* EXERCISE INSTRUCTIONS: From the listing below, pick out each line with the word "nhập".
** START OF ROWS **
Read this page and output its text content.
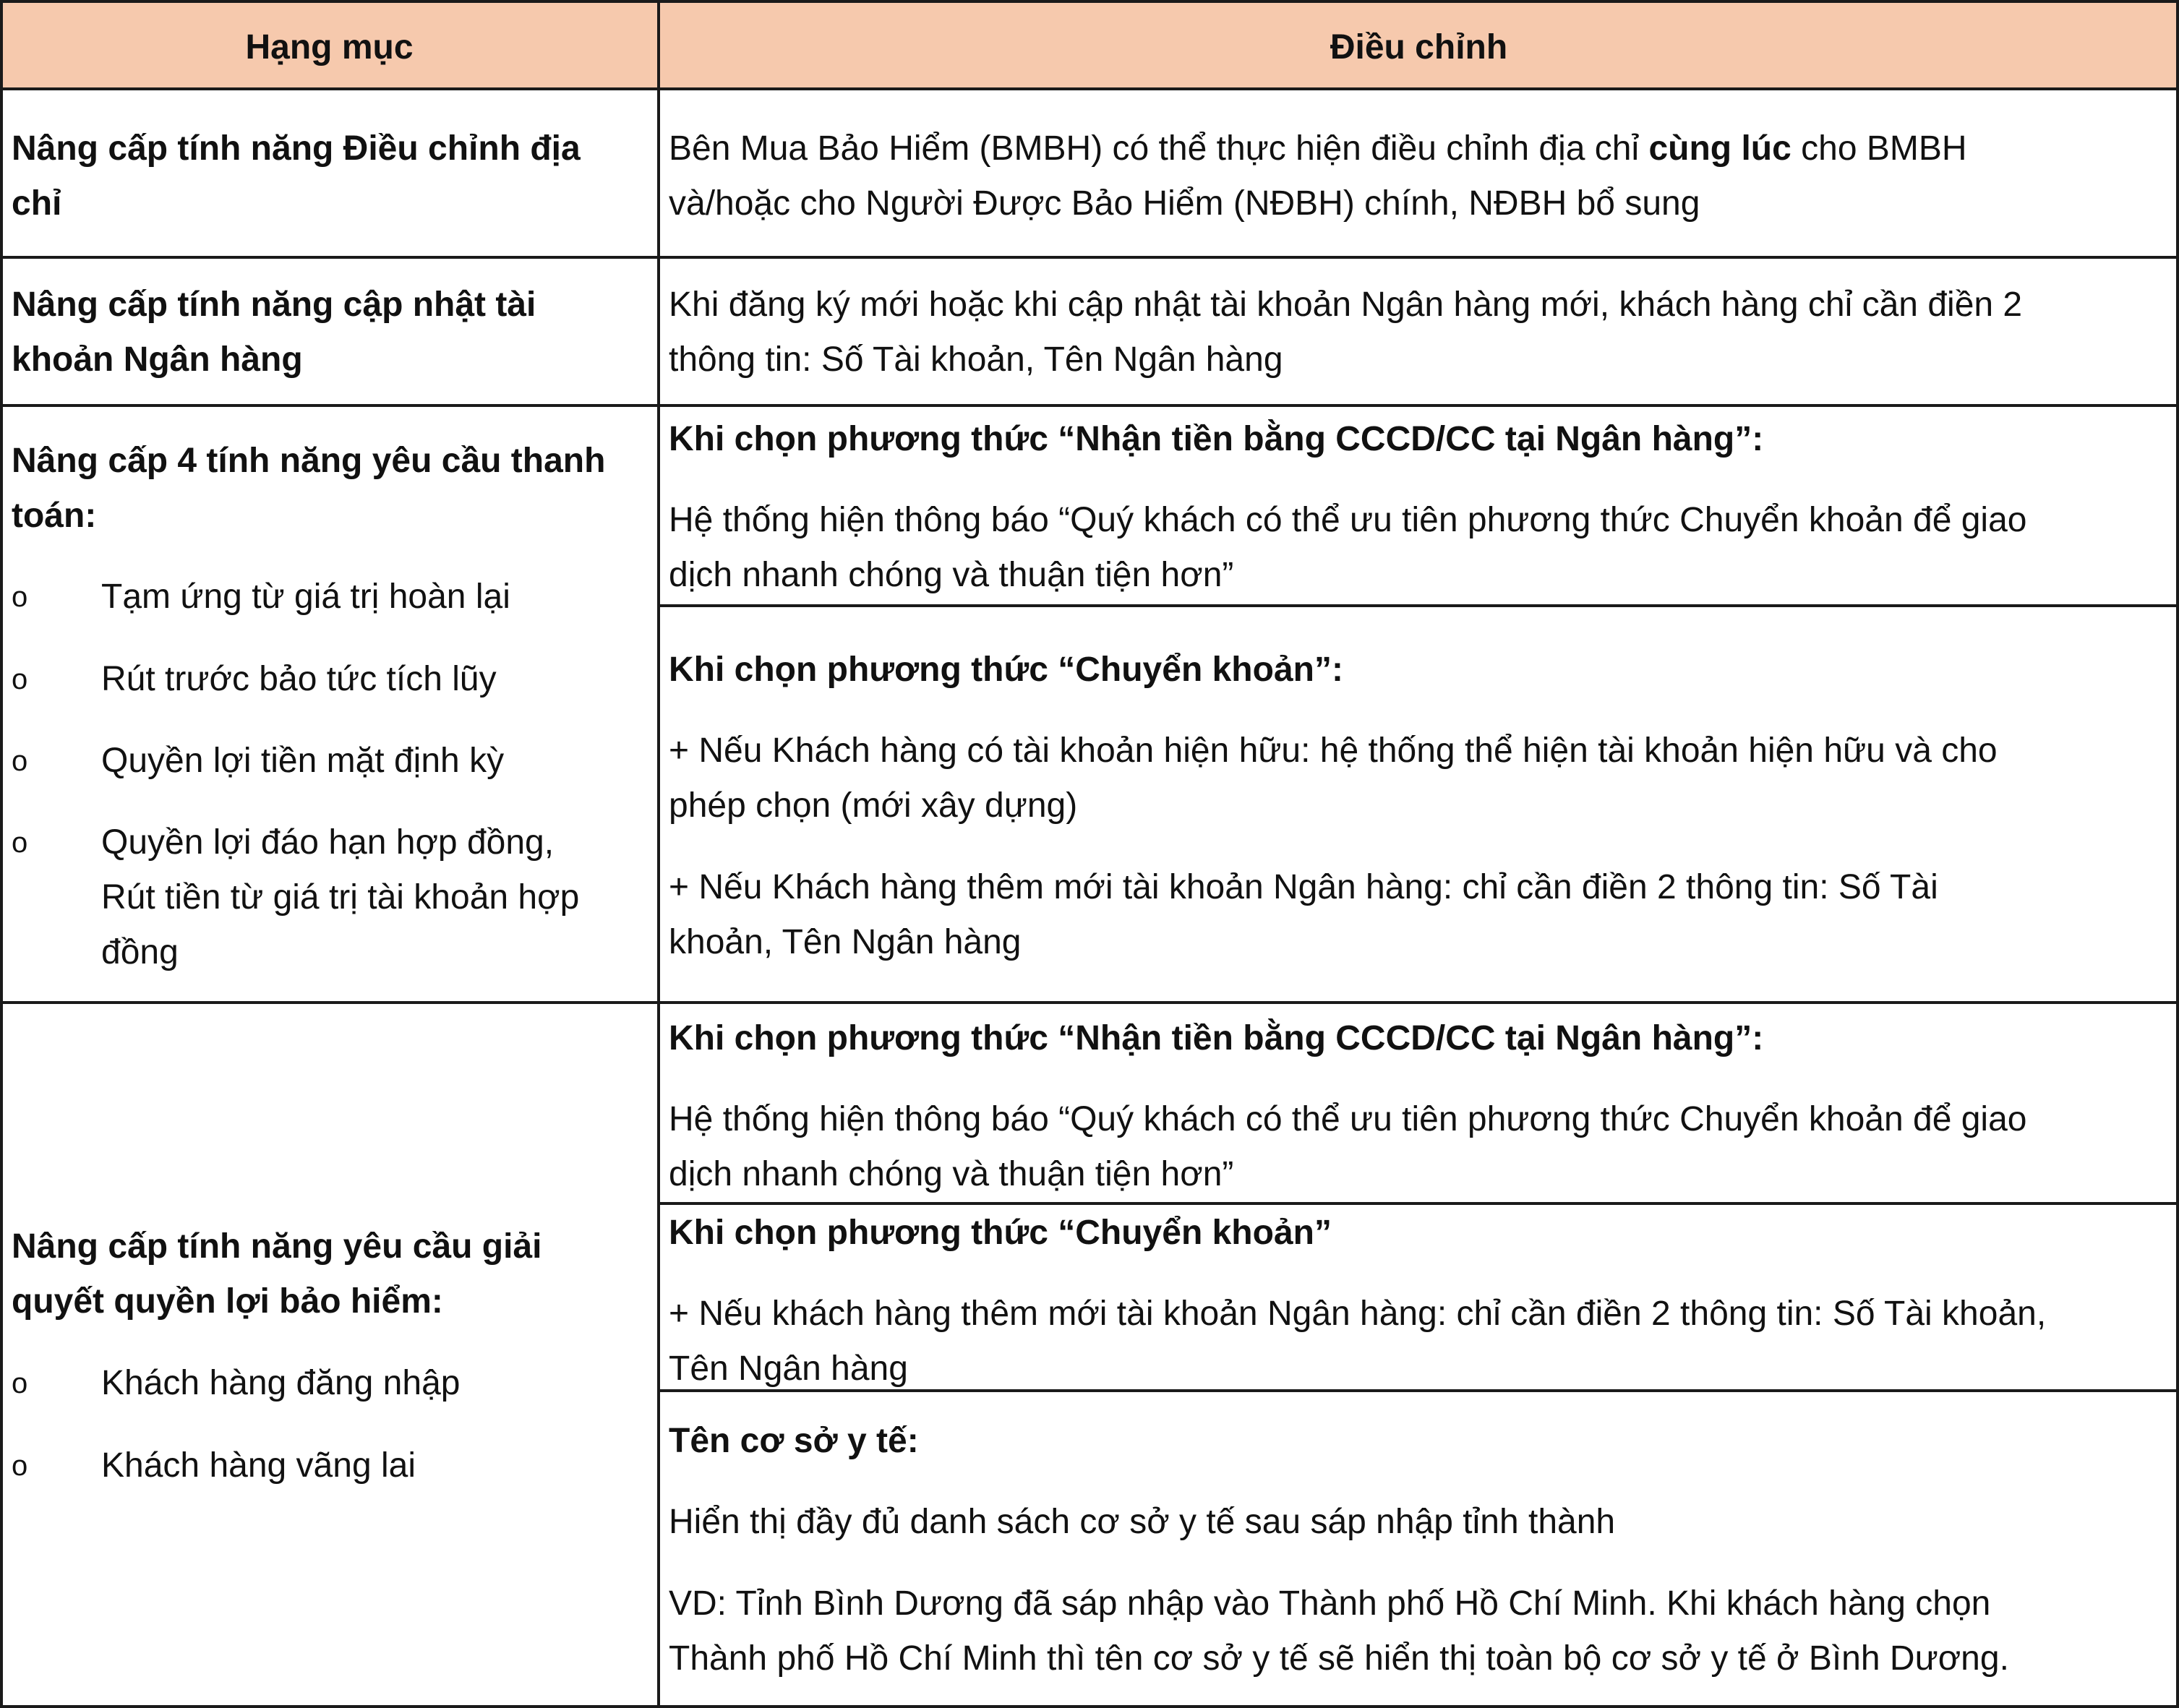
Hạng mục	Điều chỉnh
Nâng cấp tính năng Điều chỉnh địa
chỉ
Bên Mua Bảo Hiểm (BMBH) có thể thực hiện điều chỉnh địa chỉ cùng lúc cho BMBH
và/hoặc cho Người Được Bảo Hiểm (NĐBH) chính, NĐBH bổ sung
Nâng cấp tính năng cập nhật tài
khoản Ngân hàng
Khi đăng ký mới hoặc khi cập nhật tài khoản Ngân hàng mới, khách hàng chỉ cần điền 2
thông tin: Số Tài khoản, Tên Ngân hàng
Nâng cấp 4 tính năng yêu cầu thanh
toán:
o Tạm ứng từ giá trị hoàn lại
o Rút trước bảo tức tích lũy
o Quyền lợi tiền mặt định kỳ
o Quyền lợi đáo hạn hợp đồng,
Rút tiền từ giá trị tài khoản hợp
đồng
Khi chọn phương thức “Nhận tiền bằng CCCD/CC tại Ngân hàng”:
Hệ thống hiện thông báo “Quý khách có thể ưu tiên phương thức Chuyển khoản để giao
dịch nhanh chóng và thuận tiện hơn”
Khi chọn phương thức “Chuyển khoản”:
+ Nếu Khách hàng có tài khoản hiện hữu: hệ thống thể hiện tài khoản hiện hữu và cho
phép chọn (mới xây dựng)
+ Nếu Khách hàng thêm mới tài khoản Ngân hàng: chỉ cần điền 2 thông tin: Số Tài
khoản, Tên Ngân hàng
Nâng cấp tính năng yêu cầu giải
quyết quyền lợi bảo hiểm:
o Khách hàng đăng nhập
o Khách hàng vãng lai
Khi chọn phương thức “Nhận tiền bằng CCCD/CC tại Ngân hàng”:
Hệ thống hiện thông báo “Quý khách có thể ưu tiên phương thức Chuyển khoản để giao
dịch nhanh chóng và thuận tiện hơn”
Khi chọn phương thức “Chuyển khoản”
+ Nếu khách hàng thêm mới tài khoản Ngân hàng: chỉ cần điền 2 thông tin: Số Tài khoản,
Tên Ngân hàng
Tên cơ sở y tế:
Hiển thị đầy đủ danh sách cơ sở y tế sau sáp nhập tỉnh thành
VD: Tỉnh Bình Dương đã sáp nhập vào Thành phố Hồ Chí Minh. Khi khách hàng chọn
Thành phố Hồ Chí Minh thì tên cơ sở y tế sẽ hiển thị toàn bộ cơ sở y tế ở Bình Dương.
** END OF ROWS **
* RESPONSE TO THIS EXERCISE:
o Khách hàng đăng nhập
Hiển thị đầy đủ danh sách cơ sở y tế sau sáp nhập tỉnh thành
VD: Tỉnh Bình Dương đã sáp nhập vào Thành phố Hồ Chí Minh. Khi khách hàng chọn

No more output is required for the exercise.